* Written instruction: Give back the full material, exactly as it reads.

Source data

'''

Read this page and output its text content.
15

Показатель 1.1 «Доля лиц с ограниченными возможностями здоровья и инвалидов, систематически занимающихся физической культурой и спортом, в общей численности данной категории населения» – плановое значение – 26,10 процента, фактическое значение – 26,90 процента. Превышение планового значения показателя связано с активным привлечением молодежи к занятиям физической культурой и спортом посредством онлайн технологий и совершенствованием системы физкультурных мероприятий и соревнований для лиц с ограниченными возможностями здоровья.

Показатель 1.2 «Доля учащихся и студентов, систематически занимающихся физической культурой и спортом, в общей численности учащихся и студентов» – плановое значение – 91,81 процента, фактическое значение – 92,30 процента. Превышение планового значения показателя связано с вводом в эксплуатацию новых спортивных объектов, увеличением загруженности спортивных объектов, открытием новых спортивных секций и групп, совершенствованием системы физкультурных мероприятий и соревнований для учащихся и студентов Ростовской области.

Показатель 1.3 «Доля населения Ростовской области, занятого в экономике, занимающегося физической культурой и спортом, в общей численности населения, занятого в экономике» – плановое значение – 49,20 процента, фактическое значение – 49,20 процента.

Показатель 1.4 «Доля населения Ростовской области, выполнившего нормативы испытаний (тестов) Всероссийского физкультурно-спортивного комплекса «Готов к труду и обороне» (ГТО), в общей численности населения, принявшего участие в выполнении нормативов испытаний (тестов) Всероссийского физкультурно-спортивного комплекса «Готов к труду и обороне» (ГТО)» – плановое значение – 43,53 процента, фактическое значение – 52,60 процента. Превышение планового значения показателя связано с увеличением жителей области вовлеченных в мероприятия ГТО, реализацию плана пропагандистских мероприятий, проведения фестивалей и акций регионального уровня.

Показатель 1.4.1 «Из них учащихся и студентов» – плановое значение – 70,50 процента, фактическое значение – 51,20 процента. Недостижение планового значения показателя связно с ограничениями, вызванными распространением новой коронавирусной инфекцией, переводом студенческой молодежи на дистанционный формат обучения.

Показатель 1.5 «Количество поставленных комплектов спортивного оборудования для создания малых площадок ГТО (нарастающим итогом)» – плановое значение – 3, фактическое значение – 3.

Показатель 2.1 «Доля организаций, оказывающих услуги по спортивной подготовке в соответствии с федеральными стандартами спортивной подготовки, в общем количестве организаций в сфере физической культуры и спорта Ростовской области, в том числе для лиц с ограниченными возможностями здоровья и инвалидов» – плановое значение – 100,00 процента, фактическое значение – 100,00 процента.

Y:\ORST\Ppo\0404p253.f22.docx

'''

* Problem solution:
Read this page and output its text content.
15

Показатель 1.1 «Доля лиц с ограниченными возможностями здоровья и инвалидов, систематически занимающихся физической культурой и спортом, в общей численности данной категории населения» – плановое значение – 26,10 процента, фактическое значение – 26,90 процента. Превышение планового значения показателя связано с активным привлечением молодежи к занятиям физической культурой и спортом посредством онлайн технологий и совершенствованием системы физкультурных мероприятий и соревнований для лиц с ограниченными возможностями здоровья.

Показатель 1.2 «Доля учащихся и студентов, систематически занимающихся физической культурой и спортом, в общей численности учащихся и студентов» – плановое значение – 91,81 процента, фактическое значение – 92,30 процента. Превышение планового значения показателя связано с вводом в эксплуатацию новых спортивных объектов, увеличением загруженности спортивных объектов, открытием новых спортивных секций и групп, совершенствованием системы физкультурных мероприятий и соревнований для учащихся и студентов Ростовской области.

Показатель 1.3 «Доля населения Ростовской области, занятого в экономике, занимающегося физической культурой и спортом, в общей численности населения, занятого в экономике» – плановое значение – 49,20 процента, фактическое значение – 49,20 процента.

Показатель 1.4 «Доля населения Ростовской области, выполнившего нормативы испытаний (тестов) Всероссийского физкультурно-спортивного комплекса «Готов к труду и обороне» (ГТО), в общей численности населения, принявшего участие в выполнении нормативов испытаний (тестов) Всероссийского физкультурно-спортивного комплекса «Готов к труду и обороне» (ГТО)» – плановое значение – 43,53 процента, фактическое значение – 52,60 процента. Превышение планового значения показателя связано с увеличением жителей области вовлеченных в мероприятия ГТО, реализацию плана пропагандистских мероприятий, проведения фестивалей и акций регионального уровня.

Показатель 1.4.1 «Из них учащихся и студентов» – плановое значение – 70,50 процента, фактическое значение – 51,20 процента. Недостижение планового значения показателя связно с ограничениями, вызванными распространением новой коронавирусной инфекцией, переводом студенческой молодежи на дистанционный формат обучения.

Показатель 1.5 «Количество поставленных комплектов спортивного оборудования для создания малых площадок ГТО (нарастающим итогом)» – плановое значение – 3, фактическое значение – 3.

Показатель 2.1 «Доля организаций, оказывающих услуги по спортивной подготовке в соответствии с федеральными стандартами спортивной подготовки, в общем количестве организаций в сфере физической культуры и спорта Ростовской области, в том числе для лиц с ограниченными возможностями здоровья и инвалидов» – плановое значение – 100,00 процента, фактическое значение – 100,00 процента.

Y:\ORST\Ppo\0404p253.f22.docx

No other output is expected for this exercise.